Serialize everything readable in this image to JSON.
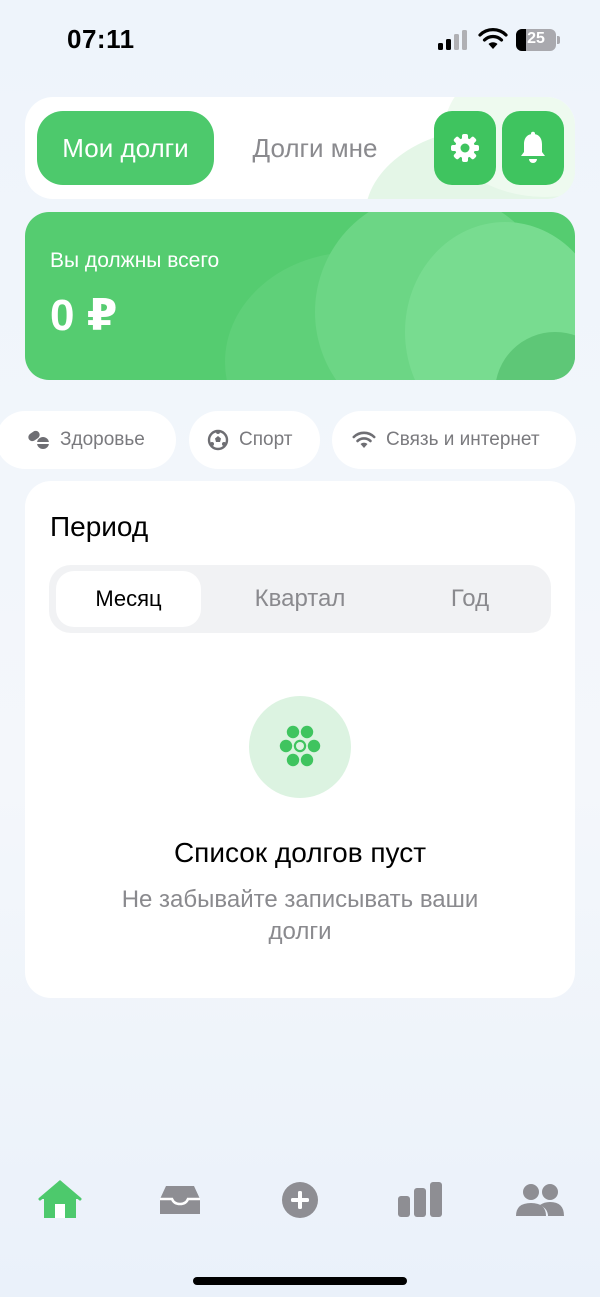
{
  "status_bar": {
    "time": "07:11",
    "battery_level": "25"
  },
  "header": {
    "tab_my_debts": "Мои долги",
    "tab_debts_to_me": "Долги мне",
    "active_tab": "Мои долги",
    "settings_icon": "gear-icon",
    "notifications_icon": "bell-icon"
  },
  "balance": {
    "label": "Вы должны всего",
    "value": "0 ₽"
  },
  "categories": [
    {
      "label": "Здоровье",
      "icon": "pills-icon"
    },
    {
      "label": "Спорт",
      "icon": "soccer-ball-icon"
    },
    {
      "label": "Связь и интернет",
      "icon": "wifi-icon"
    }
  ],
  "period": {
    "title": "Период",
    "options": [
      "Месяц",
      "Квартал",
      "Год"
    ],
    "selected": "Месяц"
  },
  "empty_state": {
    "icon": "dots-icon",
    "title": "Список долгов пуст",
    "subtitle": "Не забывайте записывать ваши долги"
  },
  "bottom_nav": {
    "items": [
      "home-icon",
      "inbox-icon",
      "add-icon",
      "stats-icon",
      "people-icon"
    ],
    "active": "home-icon"
  },
  "colors": {
    "accent": "#4dc96c",
    "muted_text": "#8a8a8e",
    "nav_inactive": "#8e8e93"
  }
}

Task instructions
Write out the listing word for word, omitting the pictures it holds.

Solution for this problem
Serialize everything readable in this image to JSON.
{
  "status_bar": {
    "time": "07:11",
    "battery_level": "25"
  },
  "header": {
    "tab_my_debts": "Мои долги",
    "tab_debts_to_me": "Долги мне",
    "active_tab": "Мои долги",
    "settings_icon": "gear-icon",
    "notifications_icon": "bell-icon"
  },
  "balance": {
    "label": "Вы должны всего",
    "value": "0 ₽"
  },
  "categories": [
    {
      "label": "Здоровье",
      "icon": "pills-icon"
    },
    {
      "label": "Спорт",
      "icon": "soccer-ball-icon"
    },
    {
      "label": "Связь и интернет",
      "icon": "wifi-icon"
    }
  ],
  "period": {
    "title": "Период",
    "options": [
      "Месяц",
      "Квартал",
      "Год"
    ],
    "selected": "Месяц"
  },
  "empty_state": {
    "icon": "dots-icon",
    "title": "Список долгов пуст",
    "subtitle": "Не забывайте записывать ваши долги"
  },
  "bottom_nav": {
    "items": [
      "home-icon",
      "inbox-icon",
      "add-icon",
      "stats-icon",
      "people-icon"
    ],
    "active": "home-icon"
  },
  "colors": {
    "accent": "#4dc96c",
    "muted_text": "#8a8a8e",
    "nav_inactive": "#8e8e93"
  }
}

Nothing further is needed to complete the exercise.